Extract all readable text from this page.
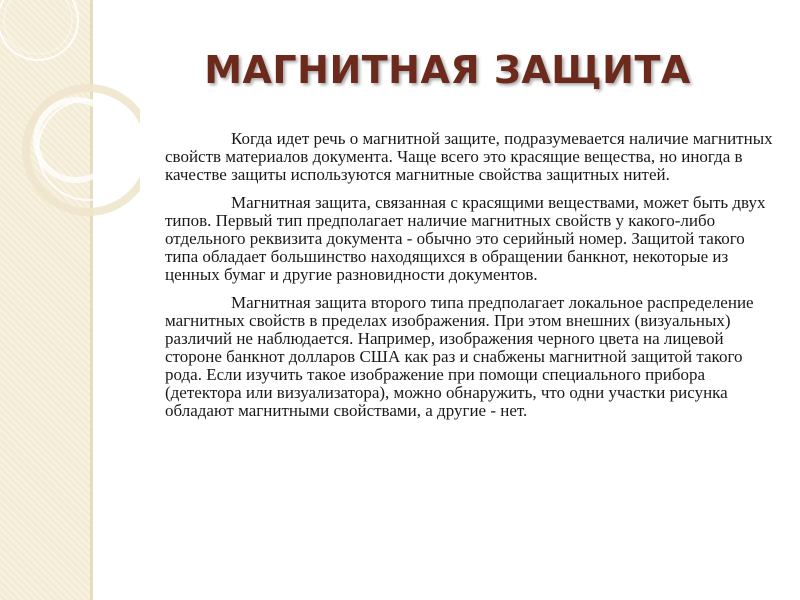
МАГНИТНАЯ ЗАЩИТА

Когда идет речь о магнитной защите, подразумевается наличие магнитных свойств материалов документа. Чаще всего это красящие вещества, но иногда в качестве защиты используются магнитные свойства защитных нитей.

Магнитная защита, связанная с красящими веществами, может быть двух типов. Первый тип предполагает наличие магнитных свойств у какого-либо отдельного реквизита документа - обычно это серийный номер. Защитой такого типа обладает большинство находящихся в обращении банкнот, некоторые из ценных бумаг и другие разновидности документов.

Магнитная защита второго типа предполагает локальное распределение магнитных свойств в пределах изображения. При этом внешних (визуальных) различий не наблюдается. Например, изображения черного цвета на лицевой стороне банкнот долларов США как раз и снабжены магнитной защитой такого рода. Если изучить такое изображение при помощи специального прибора (детектора или визуализатора), можно обнаружить, что одни участки рисунка обладают магнитными свойствами, а другие - нет.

|---|

__JOB__.
Look through the entries above and list every line containing "магнитной".

__THE REPLY__.
Когда идет речь о магнитной защите, подразумевается наличие магнитных свойств материалов документа. Чаще всего это красящие вещества, но иногда в качестве защиты используются магнитные свойства защитных нитей.
Магнитная защита второго типа предполагает локальное распределение магнитных свойств в пределах изображения. При этом внешних (визуальных) различий не наблюдается. Например, изображения черного цвета на лицевой стороне банкнот долларов США как раз и снабжены магнитной защитой такого рода. Если изучить такое изображение при помощи специального прибора (детектора или визуализатора), можно обнаружить, что одни участки рисунка обладают магнитными свойствами, а другие - нет.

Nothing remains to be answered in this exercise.